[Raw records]
◆ ◆ ◆

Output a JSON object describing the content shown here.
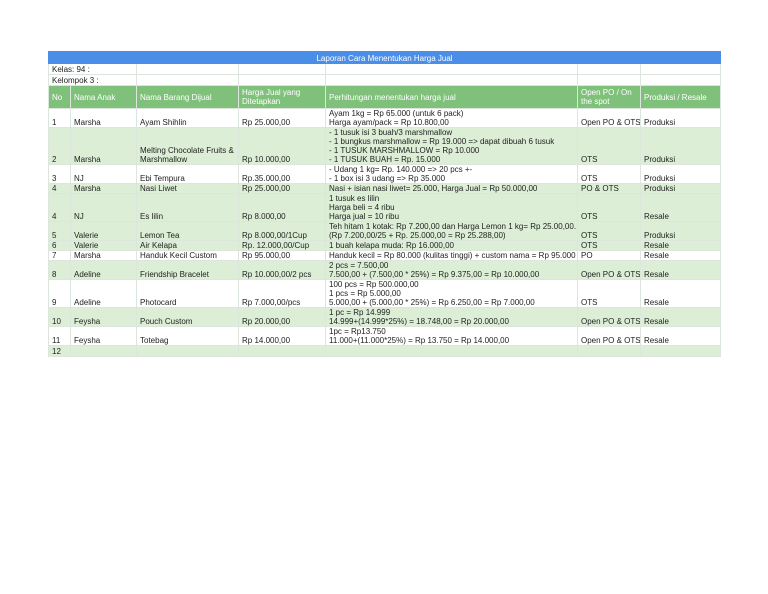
{
  "title": "Laporan Cara Menentukan Harga Jual",
  "kelas": "Kelas: 94 :",
  "kelompok": "Kelompok 3 :",
  "headers": [
    "No",
    "Nama Anak",
    "Nama Barang Dijual",
    "Harga Jual yang Ditetapkan",
    "Perhitungan menentukan harga jual",
    "Open PO / On the spot",
    "Produksi / Resale"
  ],
  "rows": [
    {
      "no": "1",
      "anak": "Marsha",
      "barang": "Ayam Shihlin",
      "harga": "Rp 25.000,00",
      "hitung": [
        "Ayam 1kg = Rp 65.000 (untuk 6 pack)",
        "Harga ayam/pack = Rp 10.800,00"
      ],
      "po": "Open PO & OTS",
      "prod": "Produksi"
    },
    {
      "no": "2",
      "anak": "Marsha",
      "barang": "Melting Chocolate Fruits & Marshmallow",
      "harga": "Rp 10.000,00",
      "hitung": [
        "- 1 tusuk isi 3 buah/3 marshmallow",
        "- 1 bungkus marshmallow = Rp 19.000 => dapat dibuah 6 tusuk",
        "- 1 TUSUK MARSHMALLOW = Rp 10.000",
        "- 1 TUSUK BUAH = Rp. 15.000"
      ],
      "po": "OTS",
      "prod": "Produksi"
    },
    {
      "no": "3",
      "anak": "NJ",
      "barang": "Ebi Tempura",
      "harga": "Rp.35.000,00",
      "hitung": [
        "- Udang 1 kg= Rp. 140.000 => 20 pcs +-",
        "- 1 box isi 3 udang => Rp 35.000"
      ],
      "po": "OTS",
      "prod": "Produksi"
    },
    {
      "no": "4",
      "anak": "Marsha",
      "barang": "Nasi Liwet",
      "harga": "Rp 25.000,00",
      "hitung": [
        "Nasi + isian nasi liwet= 25.000, Harga Jual = Rp 50.000,00"
      ],
      "po": "PO & OTS",
      "prod": "Produksi"
    },
    {
      "no": "4",
      "anak": "NJ",
      "barang": "Es lilin",
      "harga": "Rp 8.000,00",
      "hitung": [
        "1 tusuk es lilin",
        "Harga beli = 4 ribu",
        "Harga jual = 10 ribu"
      ],
      "po": "OTS",
      "prod": "Resale"
    },
    {
      "no": "5",
      "anak": "Valerie",
      "barang": "Lemon Tea",
      "harga": "Rp 8.000,00/1Cup",
      "hitung": [
        "Teh hitam 1 kotak: Rp 7.200,00 dan Harga Lemon 1 kg= Rp 25.00,00.",
        "(Rp 7.200,00/25 + Rp. 25.000,00 = Rp 25.288,00)"
      ],
      "po": "OTS",
      "prod": "Produksi"
    },
    {
      "no": "6",
      "anak": "Valerie",
      "barang": "Air Kelapa",
      "harga": "Rp. 12.000,00/Cup",
      "hitung": [
        "1 buah kelapa muda: Rp 16.000,00"
      ],
      "po": "OTS",
      "prod": "Resale"
    },
    {
      "no": "7",
      "anak": "Marsha",
      "barang": "Handuk Kecil Custom",
      "harga": "Rp 95.000,00",
      "hitung": [
        "Handuk kecil = Rp 80.000 (kulitas tinggi) + custom nama = Rp 95.000"
      ],
      "po": "PO",
      "prod": "Resale"
    },
    {
      "no": "8",
      "anak": "Adeline",
      "barang": "Friendship Bracelet",
      "harga": "Rp 10.000,00/2 pcs",
      "hitung": [
        "2 pcs = 7.500,00",
        "7.500,00 + (7.500,00 * 25%) = Rp 9.375,00 = Rp 10.000,00"
      ],
      "po": "Open PO & OTS",
      "prod": "Resale"
    },
    {
      "no": "9",
      "anak": "Adeline",
      "barang": "Photocard",
      "harga": "Rp 7.000,00/pcs",
      "hitung": [
        "100 pcs = Rp 500.000,00",
        "1 pcs = Rp 5.000,00",
        "5.000,00 + (5.000,00 * 25%) = Rp 6.250,00 = Rp 7.000,00"
      ],
      "po": "OTS",
      "prod": "Resale"
    },
    {
      "no": "10",
      "anak": "Feysha",
      "barang": "Pouch Custom",
      "harga": "Rp 20.000,00",
      "hitung": [
        "1 pc = Rp 14.999",
        "14.999+(14.999*25%) = 18.748,00 = Rp 20.000,00"
      ],
      "po": "Open PO & OTS",
      "prod": "Resale"
    },
    {
      "no": "11",
      "anak": "Feysha",
      "barang": "Totebag",
      "harga": "Rp 14.000,00",
      "hitung": [
        "1pc = Rp13.750",
        "11.000+(11.000*25%) = Rp 13.750 = Rp 14.000,00"
      ],
      "po": "Open PO & OTS",
      "prod": "Resale"
    },
    {
      "no": "12",
      "anak": "",
      "barang": "",
      "harga": "",
      "hitung": [],
      "po": "",
      "prod": ""
    }
  ]
}
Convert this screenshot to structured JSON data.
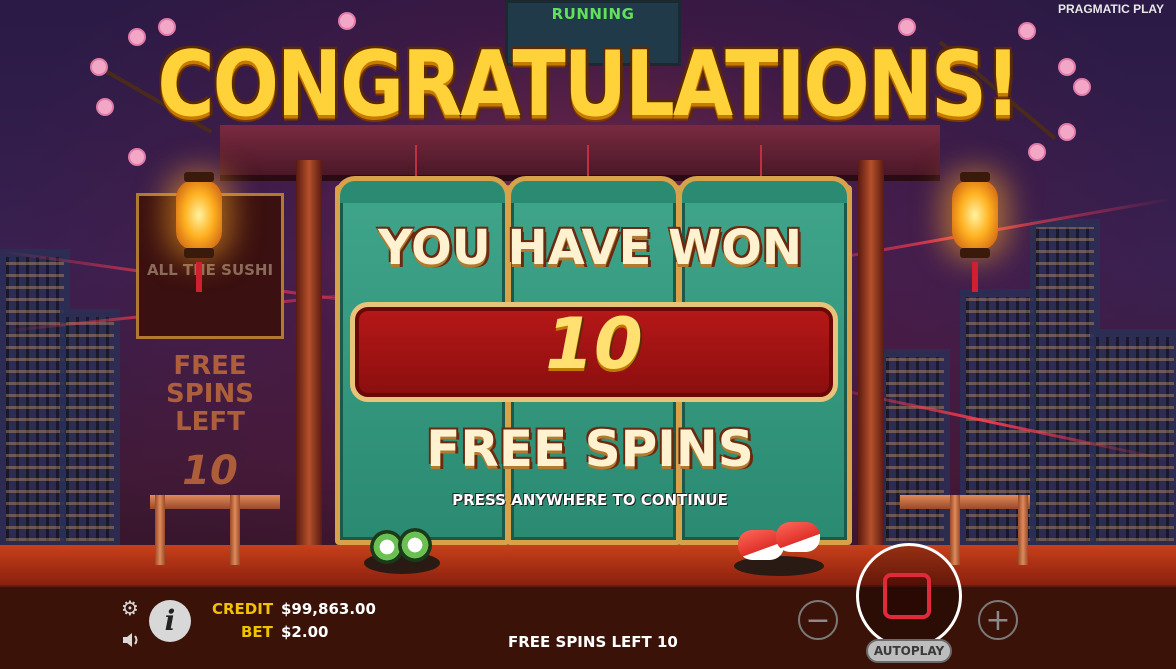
{
  "header": {
    "game_title": "RUNNING",
    "provider": "PRAGMATIC PLAY"
  },
  "popup": {
    "headline": "CONGRATULATIONS!",
    "you_have_won": "YOU HAVE WON",
    "amount": "10",
    "prize_label": "FREE SPINS",
    "continue_hint": "PRESS ANYWHERE TO CONTINUE"
  },
  "background_signs": {
    "sign_text": "ALL THE SUSHI",
    "free_spins_left_label": "FREE SPINS LEFT",
    "free_spins_left_value": "10"
  },
  "hud": {
    "credit_label": "CREDIT",
    "credit_value": "$99,863.00",
    "bet_label": "BET",
    "bet_value": "$2.00",
    "status": "FREE SPINS LEFT 10",
    "autoplay_label": "AUTOPLAY",
    "minus_symbol": "−",
    "plus_symbol": "+",
    "info_symbol": "i",
    "settings_icon": "gear-icon",
    "sound_icon": "speaker-icon",
    "spin_icon": "stop-square-icon"
  },
  "colors": {
    "gold": "#ffd23a",
    "hud_label": "#f2c200",
    "panel_teal": "#3fa58a",
    "plaque_red": "#b71818",
    "stop_red": "#e02a3a"
  }
}
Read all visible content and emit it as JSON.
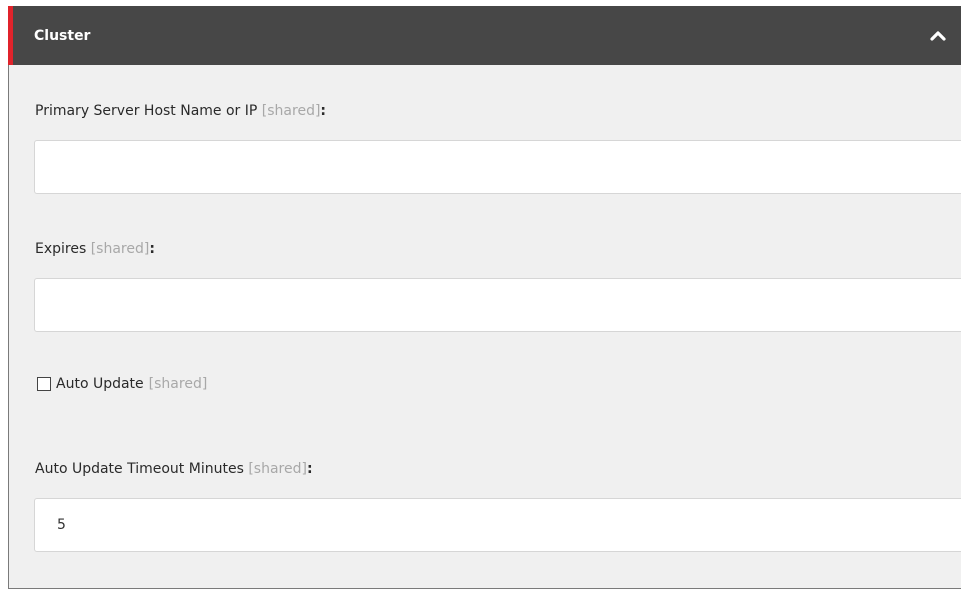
{
  "panel": {
    "title": "Cluster",
    "collapse_icon": "chevron-up-icon",
    "colors": {
      "header_bg": "#474747",
      "accent": "#e0232b",
      "panel_bg": "#f0f0f0"
    }
  },
  "fields": {
    "primary_server": {
      "label": "Primary Server Host Name or IP",
      "shared": "[shared]",
      "colon": ":",
      "value": ""
    },
    "expires": {
      "label": "Expires",
      "shared": "[shared]",
      "colon": ":",
      "value": ""
    },
    "auto_update": {
      "label": "Auto Update",
      "shared": "[shared]",
      "checked": false
    },
    "auto_update_timeout": {
      "label": "Auto Update Timeout Minutes",
      "shared": "[shared]",
      "colon": ":",
      "value": "5"
    }
  }
}
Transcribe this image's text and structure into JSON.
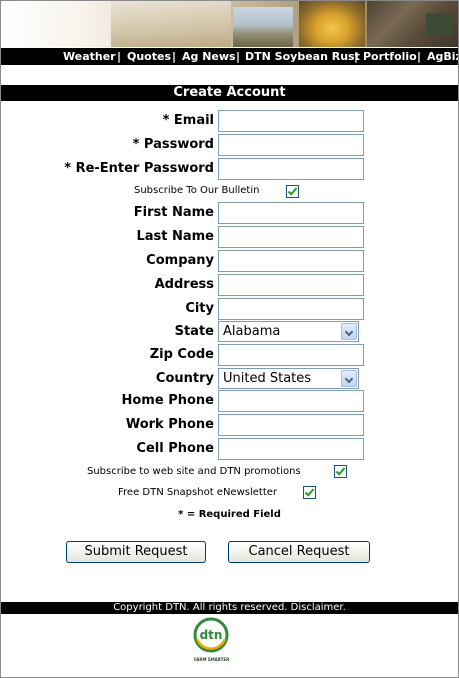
{
  "nav": {
    "items": [
      {
        "label": "Weather"
      },
      {
        "label": "Quotes"
      },
      {
        "label": "Ag News"
      },
      {
        "label": "DTN Soybean Rust"
      },
      {
        "label": "Portfolio"
      },
      {
        "label": "AgBiz"
      }
    ],
    "separator": "|"
  },
  "form": {
    "title": "Create Account",
    "labels": {
      "email": "* Email",
      "password": "* Password",
      "reenter_password": "* Re-Enter Password",
      "subscribe_bulletin": "Subscribe To Our Bulletin",
      "first_name": "First Name",
      "last_name": "Last Name",
      "company": "Company",
      "address": "Address",
      "city": "City",
      "state": "State",
      "zip": "Zip Code",
      "country": "Country",
      "home_phone": "Home Phone",
      "work_phone": "Work Phone",
      "cell_phone": "Cell Phone",
      "subscribe_promos": "Subscribe to web site and DTN promotions",
      "free_newsletter": "Free DTN Snapshot eNewsletter"
    },
    "values": {
      "state": "Alabama",
      "country": "United States"
    },
    "checked": {
      "subscribe_bulletin": true,
      "subscribe_promos": true,
      "free_newsletter": true
    },
    "required_note": "*  =  Required Field",
    "submit_label": "Submit Request",
    "cancel_label": "Cancel Request"
  },
  "footer": {
    "text": "Copyright DTN. All rights reserved. Disclaimer.",
    "logo_text": "dtn",
    "logo_tagline": "FARM SMARTER"
  },
  "colors": {
    "bar_bg": "#000000",
    "bar_text": "#ffffff",
    "input_border": "#7f9db9",
    "check_color": "#21a121",
    "logo_green": "#2e8b3a"
  }
}
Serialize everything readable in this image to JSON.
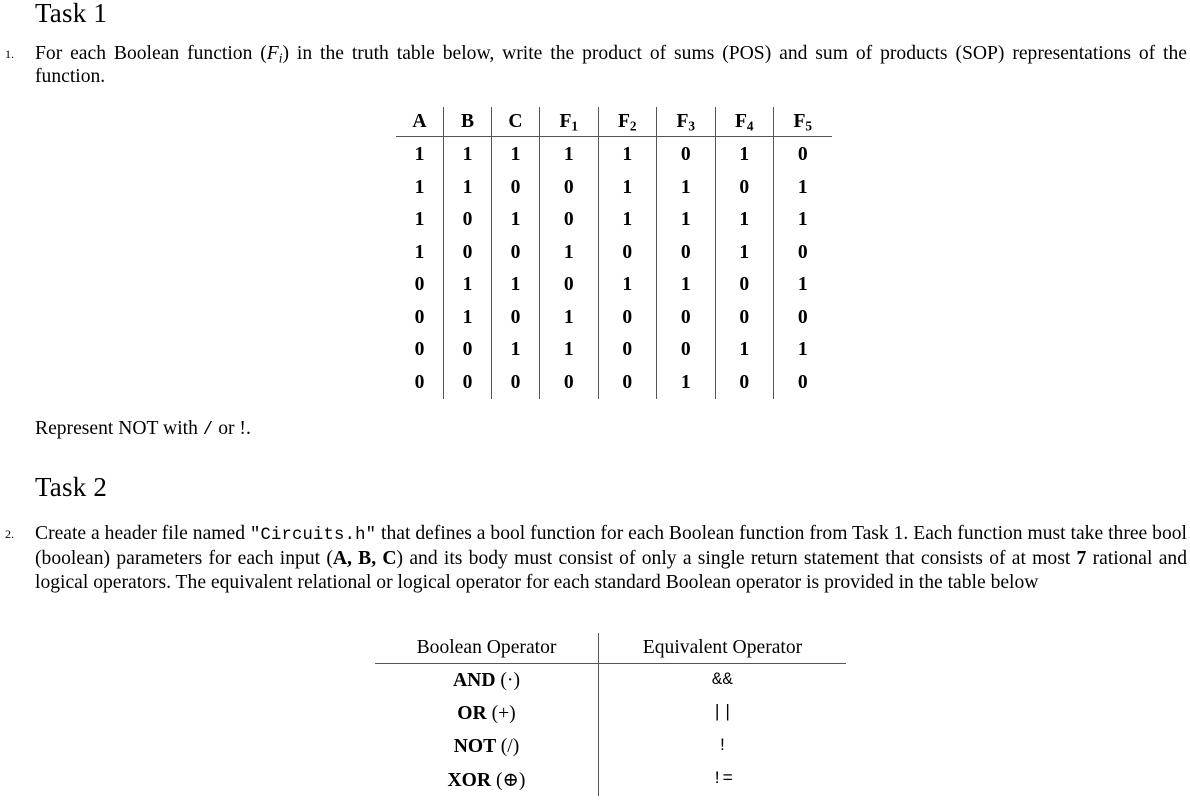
{
  "document": {
    "task1": {
      "heading": "Task 1",
      "item_marker": "1.",
      "text_part1": "For each Boolean function (",
      "text_fi": "F",
      "text_fi_sub": "i",
      "text_part2": ") in the truth table below, write the product of sums (POS) and sum of products (SOP) representations of the function.",
      "note_prefix": "Represent NOT with ",
      "note_symbol": "/",
      "note_suffix": " or !."
    },
    "truth_table": {
      "headers": [
        {
          "label": "A",
          "sub": ""
        },
        {
          "label": "B",
          "sub": ""
        },
        {
          "label": "C",
          "sub": ""
        },
        {
          "label": "F",
          "sub": "1"
        },
        {
          "label": "F",
          "sub": "2"
        },
        {
          "label": "F",
          "sub": "3"
        },
        {
          "label": "F",
          "sub": "4"
        },
        {
          "label": "F",
          "sub": "5"
        }
      ],
      "rows": [
        [
          "1",
          "1",
          "1",
          "1",
          "1",
          "0",
          "1",
          "0"
        ],
        [
          "1",
          "1",
          "0",
          "0",
          "1",
          "1",
          "0",
          "1"
        ],
        [
          "1",
          "0",
          "1",
          "0",
          "1",
          "1",
          "1",
          "1"
        ],
        [
          "1",
          "0",
          "0",
          "1",
          "0",
          "0",
          "1",
          "0"
        ],
        [
          "0",
          "1",
          "1",
          "0",
          "1",
          "1",
          "0",
          "1"
        ],
        [
          "0",
          "1",
          "0",
          "1",
          "0",
          "0",
          "0",
          "0"
        ],
        [
          "0",
          "0",
          "1",
          "1",
          "0",
          "0",
          "1",
          "1"
        ],
        [
          "0",
          "0",
          "0",
          "0",
          "0",
          "1",
          "0",
          "0"
        ]
      ]
    },
    "task2": {
      "heading": "Task 2",
      "item_marker": "2.",
      "text_part1": "Create a header file named ",
      "filename": "\"Circuits.h\"",
      "text_part2": " that defines a bool function for each Boolean function from Task 1. Each function must take three bool (boolean) parameters for each input (",
      "inputs_bold": "A, B, C",
      "text_part3": ") and its body must consist of only a single return statement that consists of at most ",
      "operator_count": "7",
      "text_part4": " rational and logical operators. The equivalent relational or logical operator for each standard Boolean operator is provided in the table below"
    },
    "operator_table": {
      "header_left": "Boolean Operator",
      "header_right": "Equivalent Operator",
      "rows": [
        {
          "name": "AND",
          "symbol": "(·)",
          "equivalent": "&&"
        },
        {
          "name": "OR",
          "symbol": "(+)",
          "equivalent": "||"
        },
        {
          "name": "NOT",
          "symbol": "(/)",
          "equivalent": "!"
        },
        {
          "name": "XOR",
          "symbol": "(⊕)",
          "equivalent": "!="
        }
      ]
    }
  },
  "colors": {
    "text": "#000000",
    "rule": "#555555",
    "background": "#ffffff"
  }
}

◆ ◆ ◆

Every line holding "true" should be copied out.

      "subscribe_bulletin": true,
      "subscribe_promos": true,
      "free_newsletter": true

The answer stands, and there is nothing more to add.